[PROVIDED ENTRIES]:
— begin —

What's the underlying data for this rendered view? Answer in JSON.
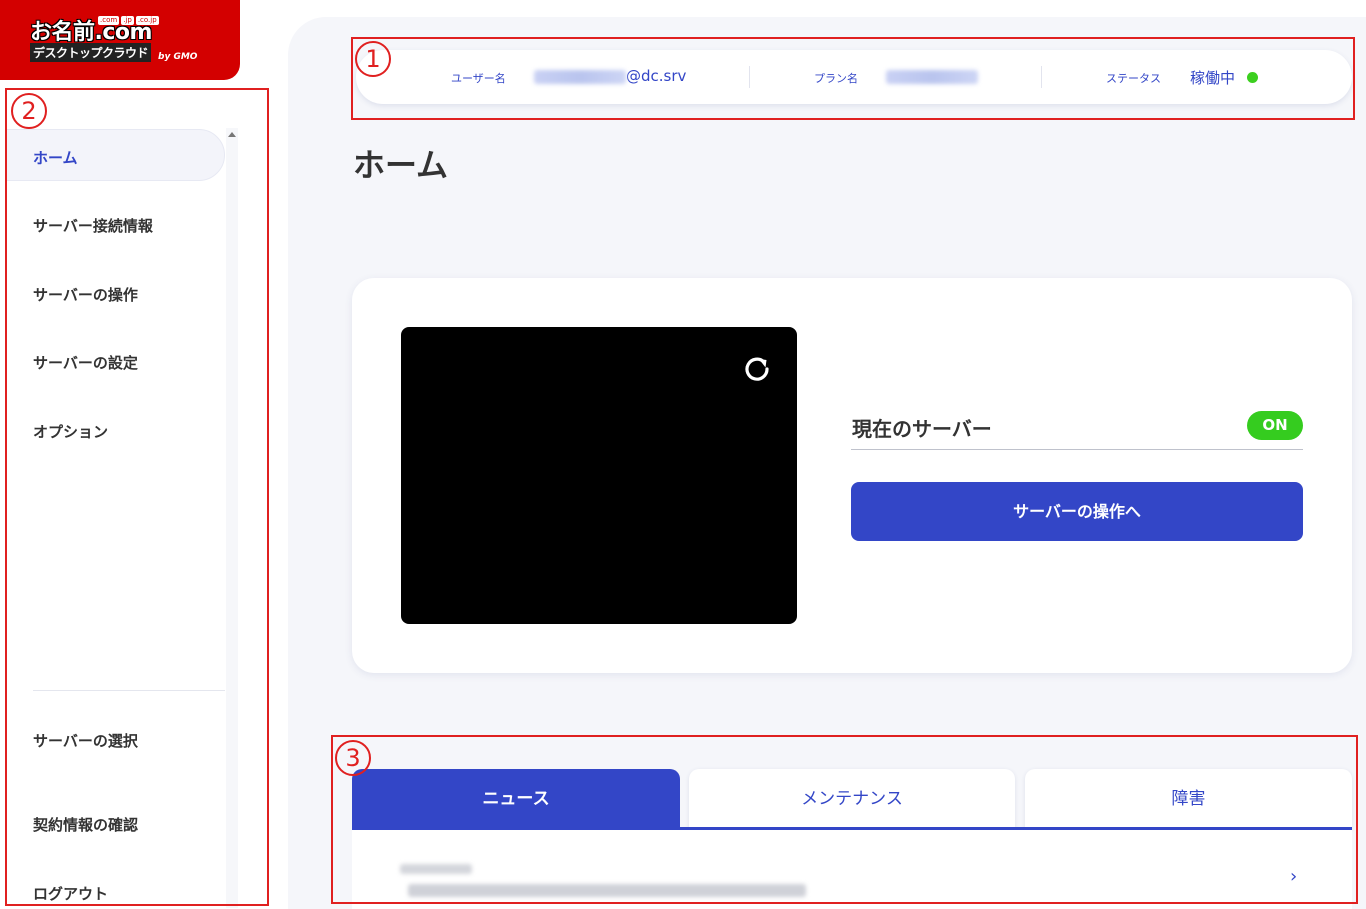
{
  "logo": {
    "brand": "お名前.com",
    "tlds": [
      ".com",
      ".jp",
      ".co.jp"
    ],
    "product": "デスクトップクラウド",
    "by": "by GMO"
  },
  "sidebar": {
    "items": [
      {
        "label": "ホーム",
        "active": true
      },
      {
        "label": "サーバー接続情報"
      },
      {
        "label": "サーバーの操作"
      },
      {
        "label": "サーバーの設定"
      },
      {
        "label": "オプション"
      },
      {
        "label": "サーバーの選択"
      },
      {
        "label": "契約情報の確認"
      },
      {
        "label": "ログアウト"
      }
    ]
  },
  "infobar": {
    "user_label": "ユーザー名",
    "user_suffix": "@dc.srv",
    "plan_label": "プラン名",
    "status_label": "ステータス",
    "status_value": "稼働中",
    "status_color": "#3ccf1f"
  },
  "page": {
    "title": "ホーム"
  },
  "server_card": {
    "current_label": "現在のサーバー",
    "state_badge": "ON",
    "action_button": "サーバーの操作へ",
    "refresh_icon": "refresh-icon"
  },
  "tabs": [
    {
      "label": "ニュース",
      "active": true
    },
    {
      "label": "メンテナンス"
    },
    {
      "label": "障害"
    }
  ],
  "annotations": [
    "1",
    "2",
    "3"
  ],
  "colors": {
    "accent": "#3346c7",
    "brand_red": "#d30000",
    "annotation": "#e02020"
  }
}
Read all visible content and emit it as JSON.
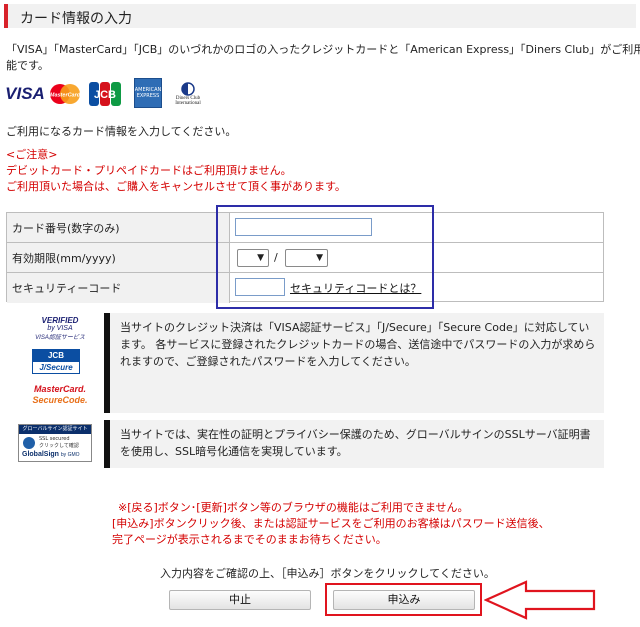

— end —

[GIVEN REQUEST]:
Reproduce all entries exactly. Pictures do not belong in the copy.

[OUTPUT OF THE TASK]:
What's the underlying data for this rendered view? Answer in JSON.
{
  "logo": {
    "brand": "お名前.com",
    "tlds": [
      ".com",
      ".jp",
      ".co.jp"
    ],
    "product": "デスクトップクラウド",
    "by": "by GMO"
  },
  "sidebar": {
    "items": [
      {
        "label": "ホーム",
        "active": true
      },
      {
        "label": "サーバー接続情報"
      },
      {
        "label": "サーバーの操作"
      },
      {
        "label": "サーバーの設定"
      },
      {
        "label": "オプション"
      },
      {
        "label": "サーバーの選択"
      },
      {
        "label": "契約情報の確認"
      },
      {
        "label": "ログアウト"
      }
    ]
  },
  "infobar": {
    "user_label": "ユーザー名",
    "user_suffix": "@dc.srv",
    "plan_label": "プラン名",
    "status_label": "ステータス",
    "status_value": "稼働中",
    "status_color": "#3ccf1f"
  },
  "page": {
    "title": "ホーム"
  },
  "server_card": {
    "current_label": "現在のサーバー",
    "state_badge": "ON",
    "action_button": "サーバーの操作へ",
    "refresh_icon": "refresh-icon"
  },
  "tabs": [
    {
      "label": "ニュース",
      "active": true
    },
    {
      "label": "メンテナンス"
    },
    {
      "label": "障害"
    }
  ],
  "annotations": [
    "1",
    "2",
    "3"
  ],
  "colors": {
    "accent": "#3346c7",
    "brand_red": "#d30000",
    "annotation": "#e02020"
  }
}
Read all visible content and emit it as JSON.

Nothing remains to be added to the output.